* **What the task asks**
You are to retype all of the data exactly as it appears.

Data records

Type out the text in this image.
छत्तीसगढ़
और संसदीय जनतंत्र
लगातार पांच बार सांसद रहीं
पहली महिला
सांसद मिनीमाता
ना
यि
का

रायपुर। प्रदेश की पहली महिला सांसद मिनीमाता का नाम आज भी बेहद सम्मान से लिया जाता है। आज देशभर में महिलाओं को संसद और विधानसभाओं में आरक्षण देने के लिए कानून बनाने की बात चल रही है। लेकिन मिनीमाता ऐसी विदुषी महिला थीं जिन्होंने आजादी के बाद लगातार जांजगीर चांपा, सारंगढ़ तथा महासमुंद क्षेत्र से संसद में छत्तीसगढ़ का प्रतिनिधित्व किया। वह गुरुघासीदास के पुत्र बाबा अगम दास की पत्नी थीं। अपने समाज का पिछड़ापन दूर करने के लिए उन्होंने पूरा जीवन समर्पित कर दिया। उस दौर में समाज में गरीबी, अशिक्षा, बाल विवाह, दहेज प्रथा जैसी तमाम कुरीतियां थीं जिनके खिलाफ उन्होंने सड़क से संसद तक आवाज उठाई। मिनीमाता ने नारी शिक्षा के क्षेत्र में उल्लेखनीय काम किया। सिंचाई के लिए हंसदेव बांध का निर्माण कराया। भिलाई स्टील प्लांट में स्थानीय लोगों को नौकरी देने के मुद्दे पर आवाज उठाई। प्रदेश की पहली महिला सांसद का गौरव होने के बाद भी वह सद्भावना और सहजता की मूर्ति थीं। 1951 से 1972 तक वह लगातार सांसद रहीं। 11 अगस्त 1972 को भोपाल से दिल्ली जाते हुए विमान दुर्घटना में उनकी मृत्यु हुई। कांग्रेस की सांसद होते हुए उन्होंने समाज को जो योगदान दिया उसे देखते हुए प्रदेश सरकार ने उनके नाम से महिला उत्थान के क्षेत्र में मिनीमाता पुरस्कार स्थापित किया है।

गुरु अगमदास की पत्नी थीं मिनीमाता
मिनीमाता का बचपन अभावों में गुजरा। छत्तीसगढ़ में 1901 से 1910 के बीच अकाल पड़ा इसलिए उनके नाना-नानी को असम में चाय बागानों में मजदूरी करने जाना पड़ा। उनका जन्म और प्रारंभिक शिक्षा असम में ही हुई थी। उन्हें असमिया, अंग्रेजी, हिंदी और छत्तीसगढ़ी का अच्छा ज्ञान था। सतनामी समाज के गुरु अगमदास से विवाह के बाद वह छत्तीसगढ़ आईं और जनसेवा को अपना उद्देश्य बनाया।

* **Response for this exercise**
Type out the text in this image.
छत्तीसगढ़
और संसदीय जनतंत्र
लगातार पांच बार सांसद रहीं
पहली महिला
सांसद मिनीमाता
ना
यि
का

रायपुर। प्रदेश की पहली महिला सांसद मिनीमाता का नाम आज भी बेहद सम्मान से लिया जाता है। आज देशभर में महिलाओं को संसद और विधानसभाओं में आरक्षण देने के लिए कानून बनाने की बात चल रही है। लेकिन मिनीमाता ऐसी विदुषी महिला थीं जिन्होंने आजादी के बाद लगातार जांजगीर चांपा, सारंगढ़ तथा महासमुंद क्षेत्र से संसद में छत्तीसगढ़ का प्रतिनिधित्व किया। वह गुरुघासीदास के पुत्र बाबा अगम दास की पत्नी थीं। अपने समाज का पिछड़ापन दूर करने के लिए उन्होंने पूरा जीवन समर्पित कर दिया। उस दौर में समाज में गरीबी, अशिक्षा, बाल विवाह, दहेज प्रथा जैसी तमाम कुरीतियां थीं जिनके खिलाफ उन्होंने सड़क से संसद तक आवाज उठाई। मिनीमाता ने नारी शिक्षा के क्षेत्र में उल्लेखनीय काम किया। सिंचाई के लिए हंसदेव बांध का निर्माण कराया। भिलाई स्टील प्लांट में स्थानीय लोगों को नौकरी देने के मुद्दे पर आवाज उठाई। प्रदेश की पहली महिला सांसद का गौरव होने के बाद भी वह सद्भावना और सहजता की मूर्ति थीं। 1951 से 1972 तक वह लगातार सांसद रहीं। 11 अगस्त 1972 को भोपाल से दिल्ली जाते हुए विमान दुर्घटना में उनकी मृत्यु हुई। कांग्रेस की सांसद होते हुए उन्होंने समाज को जो योगदान दिया उसे देखते हुए प्रदेश सरकार ने उनके नाम से महिला उत्थान के क्षेत्र में मिनीमाता पुरस्कार स्थापित किया है।

गुरु अगमदास की पत्नी थीं मिनीमाता
मिनीमाता का बचपन अभावों में गुजरा। छत्तीसगढ़ में 1901 से 1910 के बीच अकाल पड़ा इसलिए उनके नाना-नानी को असम में चाय बागानों में मजदूरी करने जाना पड़ा। उनका जन्म और प्रारंभिक शिक्षा असम में ही हुई थी। उन्हें असमिया, अंग्रेजी, हिंदी और छत्तीसगढ़ी का अच्छा ज्ञान था। सतनामी समाज के गुरु अगमदास से विवाह के बाद वह छत्तीसगढ़ आईं और जनसेवा को अपना उद्देश्य बनाया।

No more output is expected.